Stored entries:
▼▼▼

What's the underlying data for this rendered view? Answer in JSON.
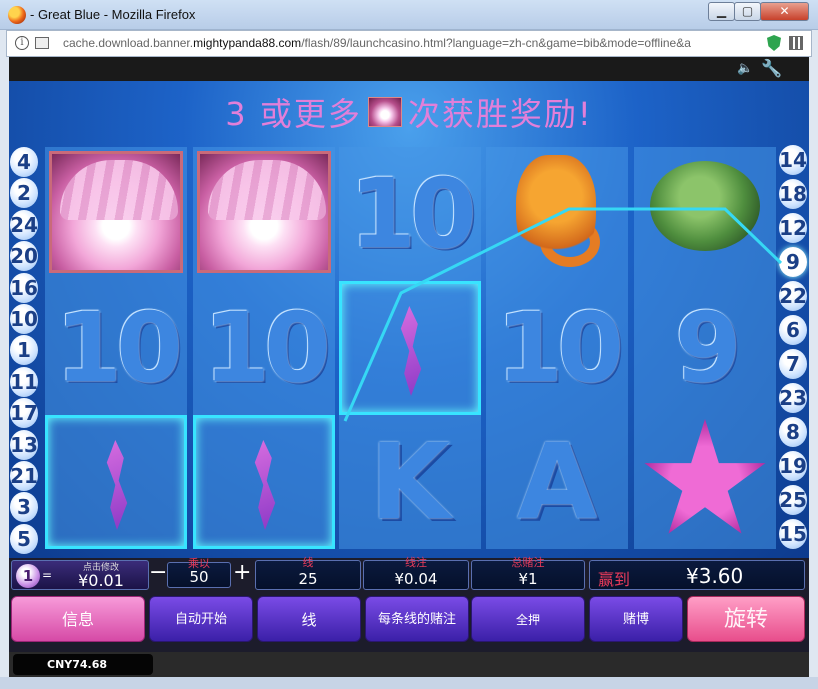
{
  "window": {
    "title": "- Great Blue - Mozilla Firefox",
    "min_label": "▁",
    "max_label": "▢",
    "close_label": "✕"
  },
  "address": {
    "url_prefix": "cache.download.banner.",
    "url_domain": "mightypanda88.com",
    "url_path": "/flash/89/launchcasino.html?language=zh-cn&game=bib&mode=offline&a"
  },
  "icons": {
    "speaker": "🔈",
    "wrench": "🔧"
  },
  "game": {
    "banner_prefix": "3 或更多",
    "banner_suffix": "次获胜奖励!",
    "paylines_left": [
      "4",
      "2",
      "24",
      "20",
      "16",
      "10",
      "1",
      "11",
      "17",
      "13",
      "21",
      "3",
      "5"
    ],
    "paylines_right": [
      "14",
      "18",
      "12",
      "9",
      "22",
      "6",
      "7",
      "23",
      "8",
      "19",
      "25",
      "15"
    ],
    "active_payline": "9",
    "reels": [
      [
        "clam",
        "10",
        "wild"
      ],
      [
        "clam",
        "10",
        "wild"
      ],
      [
        "10",
        "wild",
        "K"
      ],
      [
        "seahorse",
        "10",
        "A"
      ],
      [
        "turtle",
        "9",
        "starfish"
      ]
    ]
  },
  "controls": {
    "coin_value_label": "点击修改",
    "coin_value": "¥0.01",
    "coin_symbol": "1",
    "coin_eq": "=",
    "multiplier_label": "乘以",
    "multiplier_value": "50",
    "minus": "−",
    "plus": "+",
    "lines_label": "线",
    "lines_value": "25",
    "line_bet_label": "线注",
    "line_bet_value": "¥0.04",
    "total_bet_label": "总赌注",
    "total_bet_value": "¥1",
    "win_label": "赢到",
    "win_value": "¥3.60",
    "buttons": {
      "info": "信息",
      "autoplay": "自动开始",
      "lines": "线",
      "bet_per_line": "每条线的赌注",
      "max_bet": "全押",
      "gamble": "赌博",
      "spin": "旋转"
    }
  },
  "status": {
    "balance": "CNY74.68"
  },
  "colors": {
    "banner_text": "#e27fd9",
    "highlight": "#38e4ff",
    "label_red": "#e83a5a"
  }
}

▲▲▲

Problem description: Using the material above, return every line exactly as it appears, minus the pictures.

Answer in full:
What's the underlying data for this rendered view? Answer in JSON.
{
  "window": {
    "title": "- Great Blue - Mozilla Firefox",
    "min_label": "▁",
    "max_label": "▢",
    "close_label": "✕"
  },
  "address": {
    "url_prefix": "cache.download.banner.",
    "url_domain": "mightypanda88.com",
    "url_path": "/flash/89/launchcasino.html?language=zh-cn&game=bib&mode=offline&a"
  },
  "icons": {
    "speaker": "🔈",
    "wrench": "🔧"
  },
  "game": {
    "banner_prefix": "3 或更多",
    "banner_suffix": "次获胜奖励!",
    "paylines_left": [
      "4",
      "2",
      "24",
      "20",
      "16",
      "10",
      "1",
      "11",
      "17",
      "13",
      "21",
      "3",
      "5"
    ],
    "paylines_right": [
      "14",
      "18",
      "12",
      "9",
      "22",
      "6",
      "7",
      "23",
      "8",
      "19",
      "25",
      "15"
    ],
    "active_payline": "9",
    "reels": [
      [
        "clam",
        "10",
        "wild"
      ],
      [
        "clam",
        "10",
        "wild"
      ],
      [
        "10",
        "wild",
        "K"
      ],
      [
        "seahorse",
        "10",
        "A"
      ],
      [
        "turtle",
        "9",
        "starfish"
      ]
    ]
  },
  "controls": {
    "coin_value_label": "点击修改",
    "coin_value": "¥0.01",
    "coin_symbol": "1",
    "coin_eq": "=",
    "multiplier_label": "乘以",
    "multiplier_value": "50",
    "minus": "−",
    "plus": "+",
    "lines_label": "线",
    "lines_value": "25",
    "line_bet_label": "线注",
    "line_bet_value": "¥0.04",
    "total_bet_label": "总赌注",
    "total_bet_value": "¥1",
    "win_label": "赢到",
    "win_value": "¥3.60",
    "buttons": {
      "info": "信息",
      "autoplay": "自动开始",
      "lines": "线",
      "bet_per_line": "每条线的赌注",
      "max_bet": "全押",
      "gamble": "赌博",
      "spin": "旋转"
    }
  },
  "status": {
    "balance": "CNY74.68"
  },
  "colors": {
    "banner_text": "#e27fd9",
    "highlight": "#38e4ff",
    "label_red": "#e83a5a"
  }
}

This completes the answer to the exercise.